Count every line of these entries that holds the word "JSON", and reply with the number only.

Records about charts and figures
* * *
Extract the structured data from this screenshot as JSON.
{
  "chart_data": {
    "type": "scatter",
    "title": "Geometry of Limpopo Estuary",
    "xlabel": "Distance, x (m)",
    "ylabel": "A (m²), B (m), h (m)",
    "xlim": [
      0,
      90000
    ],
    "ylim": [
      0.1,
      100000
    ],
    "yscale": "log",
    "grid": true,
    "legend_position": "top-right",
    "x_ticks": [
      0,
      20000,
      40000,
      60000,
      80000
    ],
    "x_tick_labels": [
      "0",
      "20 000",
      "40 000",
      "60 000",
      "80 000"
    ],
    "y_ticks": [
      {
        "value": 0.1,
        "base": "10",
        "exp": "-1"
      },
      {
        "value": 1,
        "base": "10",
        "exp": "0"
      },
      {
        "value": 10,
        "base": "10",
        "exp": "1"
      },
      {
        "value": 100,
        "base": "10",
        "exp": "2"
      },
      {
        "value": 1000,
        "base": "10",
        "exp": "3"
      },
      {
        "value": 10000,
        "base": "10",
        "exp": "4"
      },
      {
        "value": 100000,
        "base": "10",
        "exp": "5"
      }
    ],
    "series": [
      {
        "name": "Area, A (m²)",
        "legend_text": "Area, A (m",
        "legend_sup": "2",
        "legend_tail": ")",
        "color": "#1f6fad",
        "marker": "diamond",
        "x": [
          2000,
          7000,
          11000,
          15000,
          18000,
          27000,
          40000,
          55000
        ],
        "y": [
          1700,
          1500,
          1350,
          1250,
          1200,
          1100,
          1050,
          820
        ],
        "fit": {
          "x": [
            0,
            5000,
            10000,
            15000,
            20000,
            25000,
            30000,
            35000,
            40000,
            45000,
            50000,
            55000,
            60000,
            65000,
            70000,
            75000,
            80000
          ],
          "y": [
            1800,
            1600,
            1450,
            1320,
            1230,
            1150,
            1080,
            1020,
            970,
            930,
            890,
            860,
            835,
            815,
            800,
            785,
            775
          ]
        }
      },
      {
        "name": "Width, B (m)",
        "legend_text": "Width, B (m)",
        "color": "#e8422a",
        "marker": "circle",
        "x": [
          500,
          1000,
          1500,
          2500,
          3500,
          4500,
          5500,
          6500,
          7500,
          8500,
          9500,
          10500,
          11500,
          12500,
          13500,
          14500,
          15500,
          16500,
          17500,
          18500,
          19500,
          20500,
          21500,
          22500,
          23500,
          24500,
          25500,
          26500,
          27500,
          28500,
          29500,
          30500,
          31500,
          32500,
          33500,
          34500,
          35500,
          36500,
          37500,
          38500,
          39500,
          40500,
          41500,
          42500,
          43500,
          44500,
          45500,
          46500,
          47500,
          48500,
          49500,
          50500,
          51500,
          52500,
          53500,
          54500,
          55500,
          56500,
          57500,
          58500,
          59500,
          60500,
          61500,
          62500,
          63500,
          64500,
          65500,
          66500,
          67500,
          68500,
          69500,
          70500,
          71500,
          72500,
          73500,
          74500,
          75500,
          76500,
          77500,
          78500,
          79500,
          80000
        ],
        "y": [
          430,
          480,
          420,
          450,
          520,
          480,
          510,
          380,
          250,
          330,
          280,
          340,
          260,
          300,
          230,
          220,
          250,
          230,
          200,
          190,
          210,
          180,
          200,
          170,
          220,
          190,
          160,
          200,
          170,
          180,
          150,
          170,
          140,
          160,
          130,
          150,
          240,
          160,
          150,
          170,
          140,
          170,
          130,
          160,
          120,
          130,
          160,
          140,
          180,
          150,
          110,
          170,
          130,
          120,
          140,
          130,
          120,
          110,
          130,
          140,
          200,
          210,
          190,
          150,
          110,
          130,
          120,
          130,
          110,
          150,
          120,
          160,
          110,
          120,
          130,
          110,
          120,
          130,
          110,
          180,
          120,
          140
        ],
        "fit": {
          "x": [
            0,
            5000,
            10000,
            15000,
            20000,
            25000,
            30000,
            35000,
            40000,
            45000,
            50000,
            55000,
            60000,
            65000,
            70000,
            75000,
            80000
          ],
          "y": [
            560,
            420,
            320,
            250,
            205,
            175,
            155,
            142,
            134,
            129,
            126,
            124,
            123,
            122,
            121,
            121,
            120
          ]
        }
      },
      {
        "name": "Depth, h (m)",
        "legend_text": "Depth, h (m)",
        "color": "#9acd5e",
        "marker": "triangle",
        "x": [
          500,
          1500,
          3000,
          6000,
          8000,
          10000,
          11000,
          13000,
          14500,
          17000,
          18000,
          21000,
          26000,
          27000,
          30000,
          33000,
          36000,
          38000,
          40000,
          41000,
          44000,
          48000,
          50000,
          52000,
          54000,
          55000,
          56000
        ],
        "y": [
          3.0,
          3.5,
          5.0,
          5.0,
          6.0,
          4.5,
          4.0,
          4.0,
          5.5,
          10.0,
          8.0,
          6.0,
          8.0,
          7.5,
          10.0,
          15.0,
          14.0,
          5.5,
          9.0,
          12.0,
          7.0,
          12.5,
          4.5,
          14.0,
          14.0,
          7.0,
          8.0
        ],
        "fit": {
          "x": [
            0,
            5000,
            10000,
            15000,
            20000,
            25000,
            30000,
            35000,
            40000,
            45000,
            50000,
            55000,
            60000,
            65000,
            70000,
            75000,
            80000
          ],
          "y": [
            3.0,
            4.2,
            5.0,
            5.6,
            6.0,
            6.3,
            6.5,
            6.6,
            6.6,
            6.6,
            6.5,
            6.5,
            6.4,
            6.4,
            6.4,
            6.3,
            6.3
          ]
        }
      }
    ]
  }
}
* * *
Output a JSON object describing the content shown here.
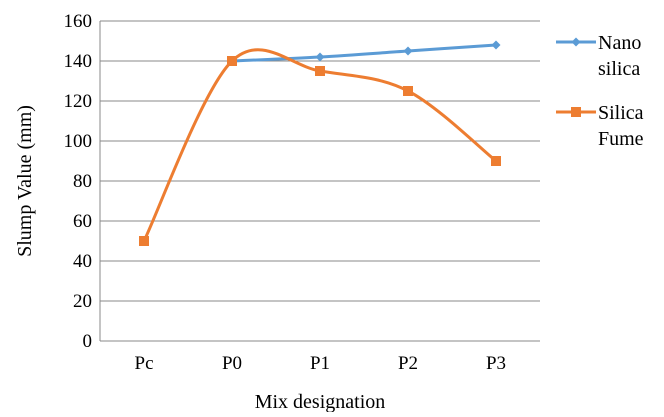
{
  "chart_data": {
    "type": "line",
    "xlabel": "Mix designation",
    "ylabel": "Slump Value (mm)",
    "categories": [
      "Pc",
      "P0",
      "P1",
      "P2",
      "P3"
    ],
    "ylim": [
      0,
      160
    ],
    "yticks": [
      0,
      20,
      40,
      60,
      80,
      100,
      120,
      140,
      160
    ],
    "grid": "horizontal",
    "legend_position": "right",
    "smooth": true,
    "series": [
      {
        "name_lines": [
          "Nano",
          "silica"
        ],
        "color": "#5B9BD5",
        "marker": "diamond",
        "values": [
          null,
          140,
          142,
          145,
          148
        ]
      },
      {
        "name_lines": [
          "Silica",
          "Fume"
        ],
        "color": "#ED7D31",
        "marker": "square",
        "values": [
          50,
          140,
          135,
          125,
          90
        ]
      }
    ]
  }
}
* * *
(ANSWER TO THIS TASK): 2